- [Records provided]:
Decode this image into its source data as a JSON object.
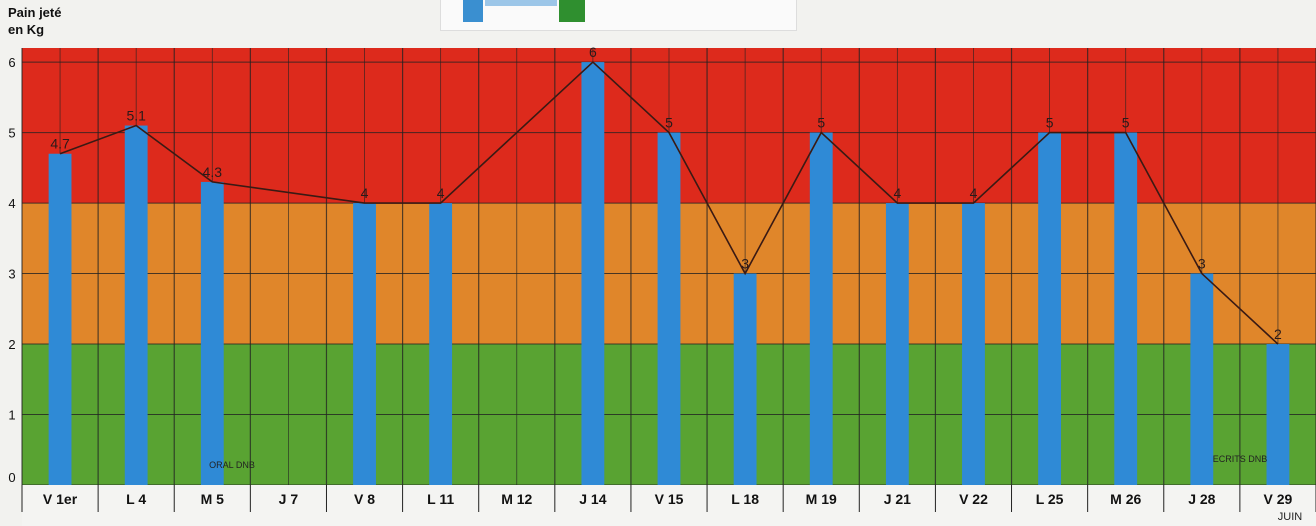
{
  "chart_data": {
    "type": "bar",
    "ylabel_line1": "Pain jeté",
    "ylabel_line2": "en Kg",
    "ylim": [
      0,
      6.2
    ],
    "yticks": [
      "0",
      "1",
      "2",
      "3",
      "4",
      "5",
      "6"
    ],
    "categories": [
      "V 1er",
      "L 4",
      "M 5",
      "J 7",
      "V 8",
      "L 11",
      "M 12",
      "J 14",
      "V 15",
      "L 18",
      "M 19",
      "J 21",
      "V 22",
      "L 25",
      "M 26",
      "J 28",
      "V 29"
    ],
    "values": [
      4.7,
      5.1,
      4.3,
      null,
      4,
      4,
      null,
      6,
      5,
      3,
      5,
      4,
      4,
      5,
      5,
      3,
      2
    ],
    "value_labels": [
      "4.7",
      "5.1",
      "4.3",
      "",
      "4",
      "4",
      "",
      "6",
      "5",
      "3",
      "5",
      "4",
      "4",
      "5",
      "5",
      "3",
      "2"
    ],
    "bands": [
      {
        "from": 0,
        "to": 2,
        "color": "#59a332"
      },
      {
        "from": 2,
        "to": 4,
        "color": "#e0862a"
      },
      {
        "from": 4,
        "to": 6.2,
        "color": "#dd2a1c"
      }
    ],
    "annotations": [
      "ORAL DNB",
      "ECRITS DNB",
      "JUIN"
    ],
    "bar_color": "#2f8ad6",
    "grid": true
  }
}
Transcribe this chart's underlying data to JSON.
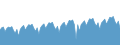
{
  "values": [
    68,
    74,
    76,
    64,
    72,
    76,
    74,
    77,
    67,
    60,
    70,
    52,
    70,
    76,
    80,
    68,
    76,
    82,
    80,
    83,
    73,
    65,
    74,
    57,
    74,
    80,
    84,
    72,
    80,
    87,
    85,
    88,
    77,
    69,
    78,
    61,
    78,
    84,
    88,
    76,
    84,
    93,
    91,
    94,
    82,
    44,
    82,
    65,
    82,
    87,
    92,
    79,
    88,
    97,
    95,
    98,
    86,
    78,
    87,
    69,
    86,
    91,
    96,
    83,
    92,
    101,
    99,
    103,
    90,
    82,
    91,
    73
  ],
  "line_color": "#5b9dc9",
  "fill_color": "#5b9dc9",
  "background_color": "#ffffff",
  "ylim_min": 30,
  "ylim_max": 145
}
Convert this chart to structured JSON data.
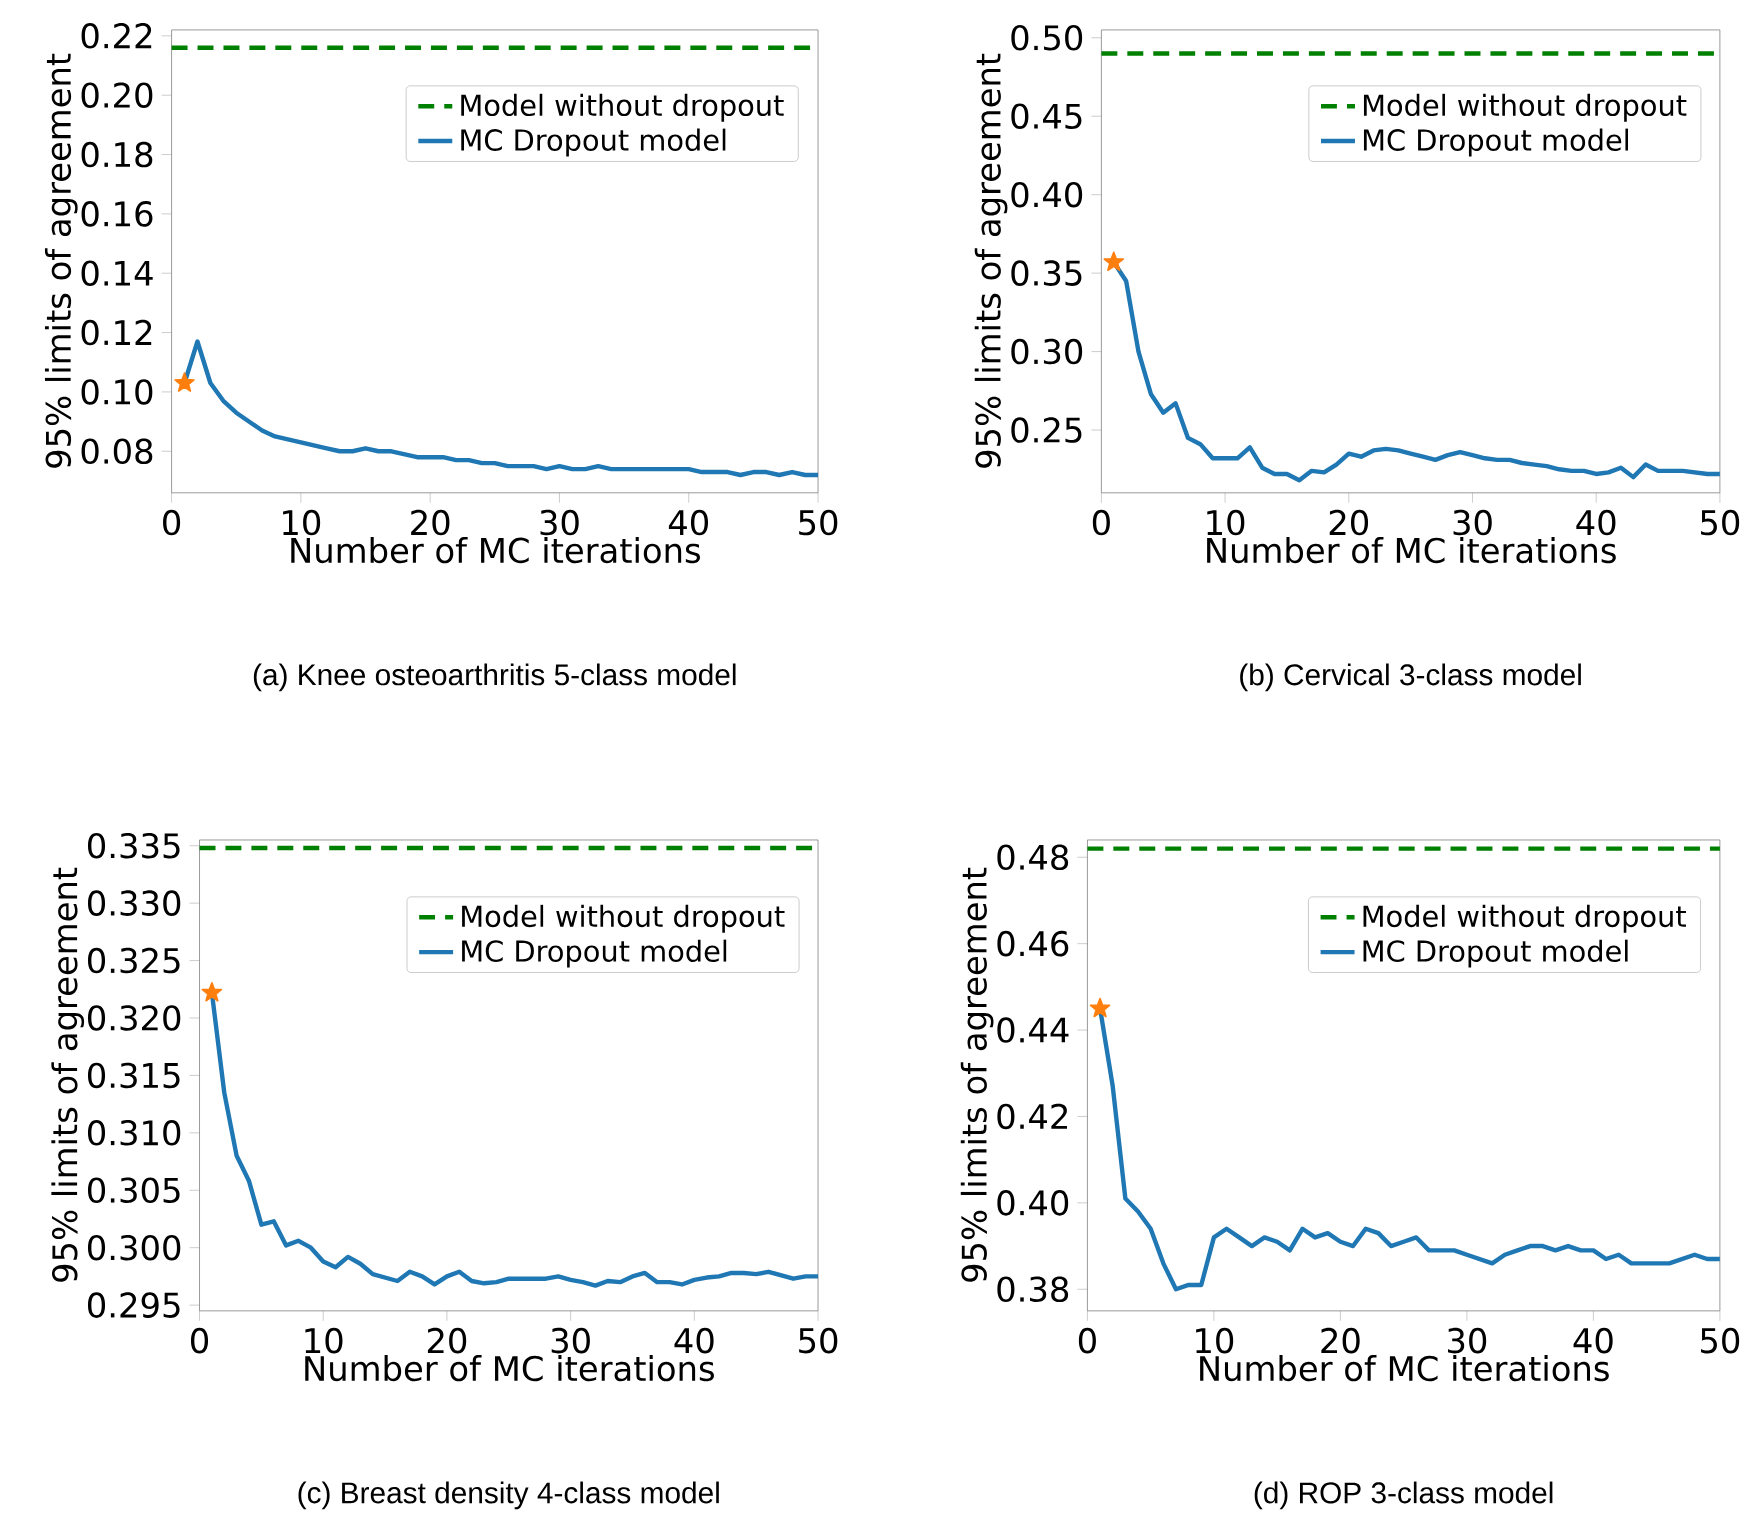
{
  "chart_data": [
    {
      "type": "line",
      "title": "(a) Knee osteoarthritis 5-class model",
      "xlabel": "Number of MC iterations",
      "ylabel": "95% limits of agreement",
      "legend": "top right",
      "xlim": [
        0,
        50
      ],
      "xticks": [
        0,
        10,
        20,
        30,
        40,
        50
      ],
      "ylim": [
        0.066,
        0.222
      ],
      "yticks": [
        0.08,
        {
          "value": 0.1,
          "label": "0.10"
        },
        0.12,
        0.14,
        0.16,
        0.18,
        {
          "value": 0.2,
          "label": "0.20"
        },
        0.22
      ],
      "ref_lines": [
        {
          "axis": "y",
          "value": 0.216,
          "label": "Model without dropout",
          "color": "#008000",
          "line_style": "dashed"
        }
      ],
      "x": [
        1,
        2,
        3,
        4,
        5,
        6,
        7,
        8,
        9,
        10,
        11,
        12,
        13,
        14,
        15,
        16,
        17,
        18,
        19,
        20,
        21,
        22,
        23,
        24,
        25,
        26,
        27,
        28,
        29,
        30,
        31,
        32,
        33,
        34,
        35,
        36,
        37,
        38,
        39,
        40,
        41,
        42,
        43,
        44,
        45,
        46,
        47,
        48,
        49,
        50
      ],
      "series": [
        {
          "name": "MC Dropout model",
          "color": "#1f77b4",
          "values": [
            0.103,
            0.117,
            0.103,
            0.097,
            0.093,
            0.09,
            0.087,
            0.085,
            0.084,
            0.083,
            0.082,
            0.081,
            0.08,
            0.08,
            0.081,
            0.08,
            0.08,
            0.079,
            0.078,
            0.078,
            0.078,
            0.077,
            0.077,
            0.076,
            0.076,
            0.075,
            0.075,
            0.075,
            0.074,
            0.075,
            0.074,
            0.074,
            0.075,
            0.074,
            0.074,
            0.074,
            0.074,
            0.074,
            0.074,
            0.074,
            0.073,
            0.073,
            0.073,
            0.072,
            0.073,
            0.073,
            0.072,
            0.073,
            0.072,
            0.072
          ]
        },
        {
          "type": "scatter",
          "values": [
            0.103,
            null,
            null,
            null,
            null,
            null,
            null,
            null,
            null,
            null,
            null,
            null,
            null,
            null,
            null,
            null,
            null,
            null,
            null,
            null,
            null,
            null,
            null,
            null,
            null,
            null,
            null,
            null,
            null,
            null,
            null,
            null,
            null,
            null,
            null,
            null,
            null,
            null,
            null,
            null,
            null,
            null,
            null,
            null,
            null,
            null,
            null,
            null,
            null,
            null
          ],
          "color": "#ff7f0e",
          "marker": "star"
        }
      ]
    },
    {
      "type": "line",
      "title": "(b) Cervical 3-class model",
      "xlabel": "Number of MC iterations",
      "ylabel": "95% limits of agreement",
      "legend": "top right",
      "xlim": [
        0,
        50
      ],
      "xticks": [
        0,
        10,
        20,
        30,
        40,
        50
      ],
      "ylim": [
        0.21,
        0.505
      ],
      "yticks": [
        0.25,
        {
          "value": 0.3,
          "label": "0.30"
        },
        0.35,
        {
          "value": 0.4,
          "label": "0.40"
        },
        0.45,
        {
          "value": 0.5,
          "label": "0.50"
        }
      ],
      "ref_lines": [
        {
          "axis": "y",
          "value": 0.49,
          "label": "Model without dropout",
          "color": "#008000",
          "line_style": "dashed"
        }
      ],
      "x": [
        1,
        2,
        3,
        4,
        5,
        6,
        7,
        8,
        9,
        10,
        11,
        12,
        13,
        14,
        15,
        16,
        17,
        18,
        19,
        20,
        21,
        22,
        23,
        24,
        25,
        26,
        27,
        28,
        29,
        30,
        31,
        32,
        33,
        34,
        35,
        36,
        37,
        38,
        39,
        40,
        41,
        42,
        43,
        44,
        45,
        46,
        47,
        48,
        49,
        50
      ],
      "series": [
        {
          "name": "MC Dropout model",
          "color": "#1f77b4",
          "values": [
            0.357,
            0.345,
            0.3,
            0.273,
            0.261,
            0.267,
            0.245,
            0.241,
            0.232,
            0.232,
            0.232,
            0.239,
            0.226,
            0.222,
            0.222,
            0.218,
            0.224,
            0.223,
            0.228,
            0.235,
            0.233,
            0.237,
            0.238,
            0.237,
            0.235,
            0.233,
            0.231,
            0.234,
            0.236,
            0.234,
            0.232,
            0.231,
            0.231,
            0.229,
            0.228,
            0.227,
            0.225,
            0.224,
            0.224,
            0.222,
            0.223,
            0.226,
            0.22,
            0.228,
            0.224,
            0.224,
            0.224,
            0.223,
            0.222,
            0.222
          ]
        },
        {
          "type": "scatter",
          "values": [
            0.357,
            null,
            null,
            null,
            null,
            null,
            null,
            null,
            null,
            null,
            null,
            null,
            null,
            null,
            null,
            null,
            null,
            null,
            null,
            null,
            null,
            null,
            null,
            null,
            null,
            null,
            null,
            null,
            null,
            null,
            null,
            null,
            null,
            null,
            null,
            null,
            null,
            null,
            null,
            null,
            null,
            null,
            null,
            null,
            null,
            null,
            null,
            null,
            null,
            null
          ],
          "color": "#ff7f0e",
          "marker": "star"
        }
      ]
    },
    {
      "type": "line",
      "title": "(c) Breast density 4-class model",
      "xlabel": "Number of MC iterations",
      "ylabel": "95% limits of agreement",
      "legend": "top right",
      "xlim": [
        0,
        50
      ],
      "xticks": [
        0,
        10,
        20,
        30,
        40,
        50
      ],
      "ylim": [
        0.2945,
        0.3355
      ],
      "yticks": [
        0.295,
        {
          "value": 0.3,
          "label": "0.300"
        },
        0.305,
        {
          "value": 0.31,
          "label": "0.310"
        },
        0.315,
        {
          "value": 0.32,
          "label": "0.320"
        },
        0.325,
        {
          "value": 0.33,
          "label": "0.330"
        },
        0.335
      ],
      "ref_lines": [
        {
          "axis": "y",
          "value": 0.3348,
          "label": "Model without dropout",
          "color": "#008000",
          "line_style": "dashed"
        }
      ],
      "x": [
        1,
        2,
        3,
        4,
        5,
        6,
        7,
        8,
        9,
        10,
        11,
        12,
        13,
        14,
        15,
        16,
        17,
        18,
        19,
        20,
        21,
        22,
        23,
        24,
        25,
        26,
        27,
        28,
        29,
        30,
        31,
        32,
        33,
        34,
        35,
        36,
        37,
        38,
        39,
        40,
        41,
        42,
        43,
        44,
        45,
        46,
        47,
        48,
        49,
        50
      ],
      "series": [
        {
          "name": "MC Dropout model",
          "color": "#1f77b4",
          "values": [
            0.3222,
            0.3135,
            0.308,
            0.3058,
            0.302,
            0.3023,
            0.3002,
            0.3006,
            0.3,
            0.2988,
            0.2983,
            0.2992,
            0.2986,
            0.2977,
            0.2974,
            0.2971,
            0.2979,
            0.2975,
            0.2968,
            0.2975,
            0.2979,
            0.2971,
            0.2969,
            0.297,
            0.2973,
            0.2973,
            0.2973,
            0.2973,
            0.2975,
            0.2972,
            0.297,
            0.2967,
            0.2971,
            0.297,
            0.2975,
            0.2978,
            0.297,
            0.297,
            0.2968,
            0.2972,
            0.2974,
            0.2975,
            0.2978,
            0.2978,
            0.2977,
            0.2979,
            0.2976,
            0.2973,
            0.2975,
            0.2975
          ]
        },
        {
          "type": "scatter",
          "values": [
            0.3222,
            null,
            null,
            null,
            null,
            null,
            null,
            null,
            null,
            null,
            null,
            null,
            null,
            null,
            null,
            null,
            null,
            null,
            null,
            null,
            null,
            null,
            null,
            null,
            null,
            null,
            null,
            null,
            null,
            null,
            null,
            null,
            null,
            null,
            null,
            null,
            null,
            null,
            null,
            null,
            null,
            null,
            null,
            null,
            null,
            null,
            null,
            null,
            null,
            null
          ],
          "color": "#ff7f0e",
          "marker": "star"
        }
      ]
    },
    {
      "type": "line",
      "title": "(d) ROP 3-class model",
      "xlabel": "Number of MC iterations",
      "ylabel": "95% limits of agreement",
      "legend": "top right",
      "xlim": [
        0,
        50
      ],
      "xticks": [
        0,
        10,
        20,
        30,
        40,
        50
      ],
      "ylim": [
        0.375,
        0.484
      ],
      "yticks": [
        0.38,
        {
          "value": 0.4,
          "label": "0.40"
        },
        0.42,
        0.44,
        0.46,
        0.48
      ],
      "ref_lines": [
        {
          "axis": "y",
          "value": 0.482,
          "label": "Model without dropout",
          "color": "#008000",
          "line_style": "dashed"
        }
      ],
      "x": [
        1,
        2,
        3,
        4,
        5,
        6,
        7,
        8,
        9,
        10,
        11,
        12,
        13,
        14,
        15,
        16,
        17,
        18,
        19,
        20,
        21,
        22,
        23,
        24,
        25,
        26,
        27,
        28,
        29,
        30,
        31,
        32,
        33,
        34,
        35,
        36,
        37,
        38,
        39,
        40,
        41,
        42,
        43,
        44,
        45,
        46,
        47,
        48,
        49,
        50
      ],
      "series": [
        {
          "name": "MC Dropout model",
          "color": "#1f77b4",
          "values": [
            0.445,
            0.427,
            0.401,
            0.398,
            0.394,
            0.386,
            0.38,
            0.381,
            0.381,
            0.392,
            0.394,
            0.392,
            0.39,
            0.392,
            0.391,
            0.389,
            0.394,
            0.392,
            0.393,
            0.391,
            0.39,
            0.394,
            0.393,
            0.39,
            0.391,
            0.392,
            0.389,
            0.389,
            0.389,
            0.388,
            0.387,
            0.386,
            0.388,
            0.389,
            0.39,
            0.39,
            0.389,
            0.39,
            0.389,
            0.389,
            0.387,
            0.388,
            0.386,
            0.386,
            0.386,
            0.386,
            0.387,
            0.388,
            0.387,
            0.387
          ]
        },
        {
          "type": "scatter",
          "values": [
            0.445,
            null,
            null,
            null,
            null,
            null,
            null,
            null,
            null,
            null,
            null,
            null,
            null,
            null,
            null,
            null,
            null,
            null,
            null,
            null,
            null,
            null,
            null,
            null,
            null,
            null,
            null,
            null,
            null,
            null,
            null,
            null,
            null,
            null,
            null,
            null,
            null,
            null,
            null,
            null,
            null,
            null,
            null,
            null,
            null,
            null,
            null,
            null,
            null,
            null
          ],
          "color": "#ff7f0e",
          "marker": "star"
        }
      ]
    }
  ]
}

- [Given problem]: Among the lines of the records above, count those holding the string "class", and report only the number.

- [Solution to this task]: 4